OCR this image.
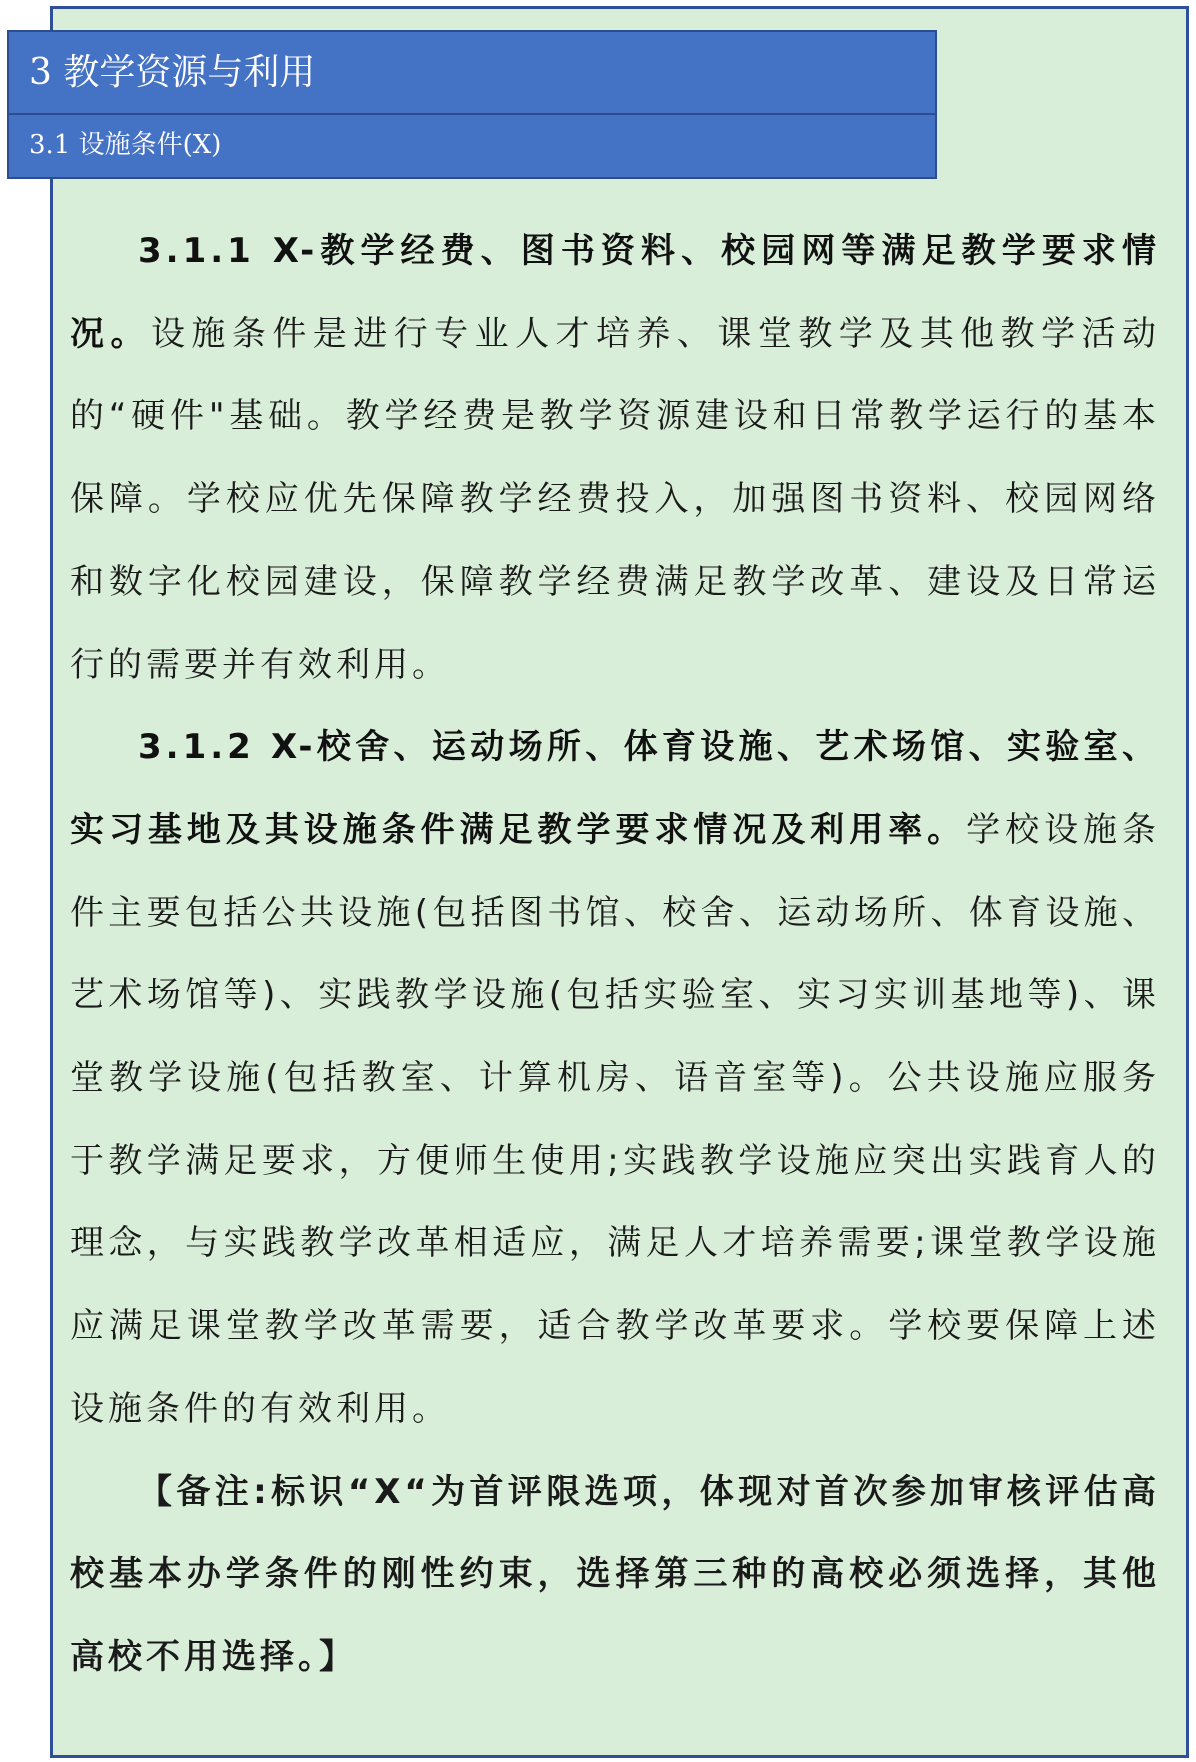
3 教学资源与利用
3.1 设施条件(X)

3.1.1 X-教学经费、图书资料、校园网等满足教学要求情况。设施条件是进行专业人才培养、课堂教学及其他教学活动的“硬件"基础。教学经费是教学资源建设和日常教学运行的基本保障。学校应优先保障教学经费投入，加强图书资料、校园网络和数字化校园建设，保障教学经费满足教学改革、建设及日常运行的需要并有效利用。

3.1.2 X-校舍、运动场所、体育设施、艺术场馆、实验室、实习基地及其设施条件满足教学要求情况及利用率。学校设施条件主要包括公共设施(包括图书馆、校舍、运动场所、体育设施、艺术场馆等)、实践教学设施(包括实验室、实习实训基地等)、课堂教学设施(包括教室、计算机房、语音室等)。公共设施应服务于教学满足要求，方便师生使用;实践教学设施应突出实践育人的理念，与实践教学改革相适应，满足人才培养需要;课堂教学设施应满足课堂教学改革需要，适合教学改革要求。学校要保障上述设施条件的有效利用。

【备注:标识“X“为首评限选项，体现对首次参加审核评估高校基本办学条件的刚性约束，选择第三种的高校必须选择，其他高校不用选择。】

...

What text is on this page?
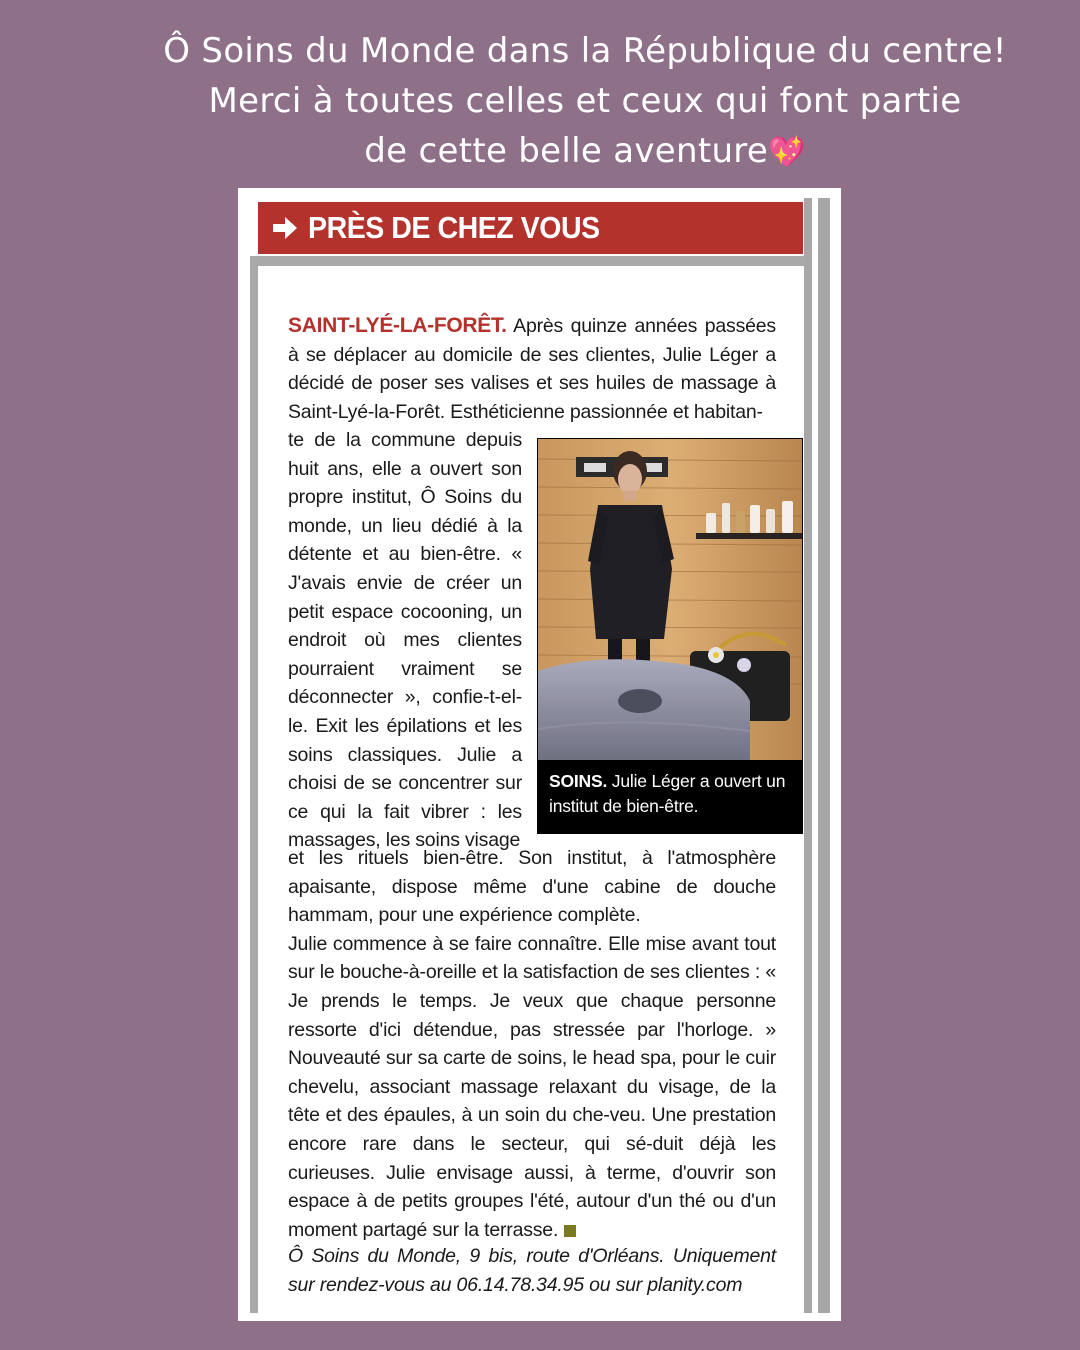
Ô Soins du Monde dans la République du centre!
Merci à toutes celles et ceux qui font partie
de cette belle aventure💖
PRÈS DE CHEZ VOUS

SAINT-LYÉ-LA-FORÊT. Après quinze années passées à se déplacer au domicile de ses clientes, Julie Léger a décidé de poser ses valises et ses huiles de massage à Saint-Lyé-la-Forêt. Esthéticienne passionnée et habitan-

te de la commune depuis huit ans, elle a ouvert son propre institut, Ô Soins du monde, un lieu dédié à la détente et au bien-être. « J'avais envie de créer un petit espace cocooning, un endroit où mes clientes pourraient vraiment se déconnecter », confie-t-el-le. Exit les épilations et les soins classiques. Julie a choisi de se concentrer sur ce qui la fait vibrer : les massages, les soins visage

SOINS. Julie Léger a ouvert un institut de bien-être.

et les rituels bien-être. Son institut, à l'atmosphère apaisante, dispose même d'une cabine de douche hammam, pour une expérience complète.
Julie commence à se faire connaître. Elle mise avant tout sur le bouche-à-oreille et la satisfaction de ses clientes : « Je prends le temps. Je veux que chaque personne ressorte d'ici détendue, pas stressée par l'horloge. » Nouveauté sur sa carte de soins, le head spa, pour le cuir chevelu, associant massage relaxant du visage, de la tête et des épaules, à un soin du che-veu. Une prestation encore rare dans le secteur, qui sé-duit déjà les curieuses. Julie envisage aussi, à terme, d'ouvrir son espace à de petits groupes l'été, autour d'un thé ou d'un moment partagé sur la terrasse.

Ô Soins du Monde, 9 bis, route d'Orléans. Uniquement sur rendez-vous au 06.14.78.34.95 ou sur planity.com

**EXERCISE TASK:** Each line above that holds the string "this" should be copied and shown.

**EXPECTED ANSWER:**
OCR this image.
What text is on this page?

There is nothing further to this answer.